## Start Materials provided

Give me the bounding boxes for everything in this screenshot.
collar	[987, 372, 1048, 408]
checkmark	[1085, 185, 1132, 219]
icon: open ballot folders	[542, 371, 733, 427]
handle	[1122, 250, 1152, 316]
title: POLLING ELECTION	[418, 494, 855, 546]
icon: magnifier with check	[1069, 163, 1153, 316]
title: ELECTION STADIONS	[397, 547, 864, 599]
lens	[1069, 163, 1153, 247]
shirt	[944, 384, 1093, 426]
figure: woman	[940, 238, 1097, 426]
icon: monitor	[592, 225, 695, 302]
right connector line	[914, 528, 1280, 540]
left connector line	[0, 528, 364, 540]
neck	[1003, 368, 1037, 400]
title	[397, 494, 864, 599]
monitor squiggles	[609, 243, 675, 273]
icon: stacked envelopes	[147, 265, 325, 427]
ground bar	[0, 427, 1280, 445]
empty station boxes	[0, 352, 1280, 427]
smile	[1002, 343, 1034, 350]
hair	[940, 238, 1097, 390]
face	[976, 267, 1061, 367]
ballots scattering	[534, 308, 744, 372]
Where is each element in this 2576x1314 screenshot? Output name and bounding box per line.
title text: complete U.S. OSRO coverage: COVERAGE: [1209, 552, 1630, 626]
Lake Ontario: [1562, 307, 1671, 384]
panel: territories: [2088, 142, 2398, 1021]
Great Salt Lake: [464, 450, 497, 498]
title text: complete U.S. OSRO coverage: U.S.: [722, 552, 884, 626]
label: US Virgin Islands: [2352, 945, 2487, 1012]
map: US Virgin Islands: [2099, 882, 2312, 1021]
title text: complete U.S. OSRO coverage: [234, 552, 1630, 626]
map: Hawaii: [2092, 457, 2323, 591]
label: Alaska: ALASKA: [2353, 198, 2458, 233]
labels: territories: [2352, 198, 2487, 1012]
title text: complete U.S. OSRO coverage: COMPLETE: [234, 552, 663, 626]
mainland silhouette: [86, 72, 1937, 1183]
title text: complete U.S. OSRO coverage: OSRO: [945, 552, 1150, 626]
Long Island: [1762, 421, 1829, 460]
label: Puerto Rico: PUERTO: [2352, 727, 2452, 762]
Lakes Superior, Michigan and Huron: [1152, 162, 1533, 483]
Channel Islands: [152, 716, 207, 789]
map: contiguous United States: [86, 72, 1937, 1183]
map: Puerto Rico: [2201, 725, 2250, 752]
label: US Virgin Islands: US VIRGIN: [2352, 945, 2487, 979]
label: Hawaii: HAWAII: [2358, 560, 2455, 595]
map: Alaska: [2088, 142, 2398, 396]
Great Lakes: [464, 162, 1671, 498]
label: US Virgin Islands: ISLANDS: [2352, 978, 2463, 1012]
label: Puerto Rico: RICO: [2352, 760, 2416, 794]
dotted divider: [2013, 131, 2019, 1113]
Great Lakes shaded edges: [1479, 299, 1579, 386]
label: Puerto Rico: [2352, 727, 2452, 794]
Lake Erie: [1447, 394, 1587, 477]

## End Materials provided

Rewrite all the rows above, swapping every "icon" for "pictogram" and leaving everything else as it is.

Give me the bounding boxes for everything in this screenshot.
collar	[987, 372, 1048, 408]
checkmark	[1085, 185, 1132, 219]
pictogram: open ballot folders	[542, 371, 733, 427]
handle	[1122, 250, 1152, 316]
title: POLLING ELECTION	[418, 494, 855, 546]
pictogram: magnifier with check	[1069, 163, 1153, 316]
title: ELECTION STADIONS	[397, 547, 864, 599]
lens	[1069, 163, 1153, 247]
shirt	[944, 384, 1093, 426]
figure: woman	[940, 238, 1097, 426]
pictogram: monitor	[592, 225, 695, 302]
right connector line	[914, 528, 1280, 540]
left connector line	[0, 528, 364, 540]
neck	[1003, 368, 1037, 400]
title	[397, 494, 864, 599]
monitor squiggles	[609, 243, 675, 273]
pictogram: stacked envelopes	[147, 265, 325, 427]
ground bar	[0, 427, 1280, 445]
empty station boxes	[0, 352, 1280, 427]
smile	[1002, 343, 1034, 350]
hair	[940, 238, 1097, 390]
face	[976, 267, 1061, 367]
ballots scattering	[534, 308, 744, 372]
Where is each element in this 2576x1314 screenshot? Output name and bounding box per line.
title text: complete U.S. OSRO coverage: COVERAGE: [1209, 552, 1630, 626]
Lake Ontario: [1562, 307, 1671, 384]
panel: territories: [2088, 142, 2398, 1021]
Great Salt Lake: [464, 450, 497, 498]
title text: complete U.S. OSRO coverage: U.S.: [722, 552, 884, 626]
label: US Virgin Islands: [2352, 945, 2487, 1012]
map: US Virgin Islands: [2099, 882, 2312, 1021]
title text: complete U.S. OSRO coverage: [234, 552, 1630, 626]
map: Hawaii: [2092, 457, 2323, 591]
label: Alaska: ALASKA: [2353, 198, 2458, 233]
labels: territories: [2352, 198, 2487, 1012]
title text: complete U.S. OSRO coverage: COMPLETE: [234, 552, 663, 626]
mainland silhouette: [86, 72, 1937, 1183]
title text: complete U.S. OSRO coverage: OSRO: [945, 552, 1150, 626]
Long Island: [1762, 421, 1829, 460]
label: Puerto Rico: PUERTO: [2352, 727, 2452, 762]
Lakes Superior, Michigan and Huron: [1152, 162, 1533, 483]
Channel Islands: [152, 716, 207, 789]
map: contiguous United States: [86, 72, 1937, 1183]
map: Puerto Rico: [2201, 725, 2250, 752]
label: US Virgin Islands: US VIRGIN: [2352, 945, 2487, 979]
label: Hawaii: HAWAII: [2358, 560, 2455, 595]
map: Alaska: [2088, 142, 2398, 396]
Great Lakes: [464, 162, 1671, 498]
label: US Virgin Islands: ISLANDS: [2352, 978, 2463, 1012]
label: Puerto Rico: RICO: [2352, 760, 2416, 794]
dotted divider: [2013, 131, 2019, 1113]
Great Lakes shaded edges: [1479, 299, 1579, 386]
label: Puerto Rico: [2352, 727, 2452, 794]
Lake Erie: [1447, 394, 1587, 477]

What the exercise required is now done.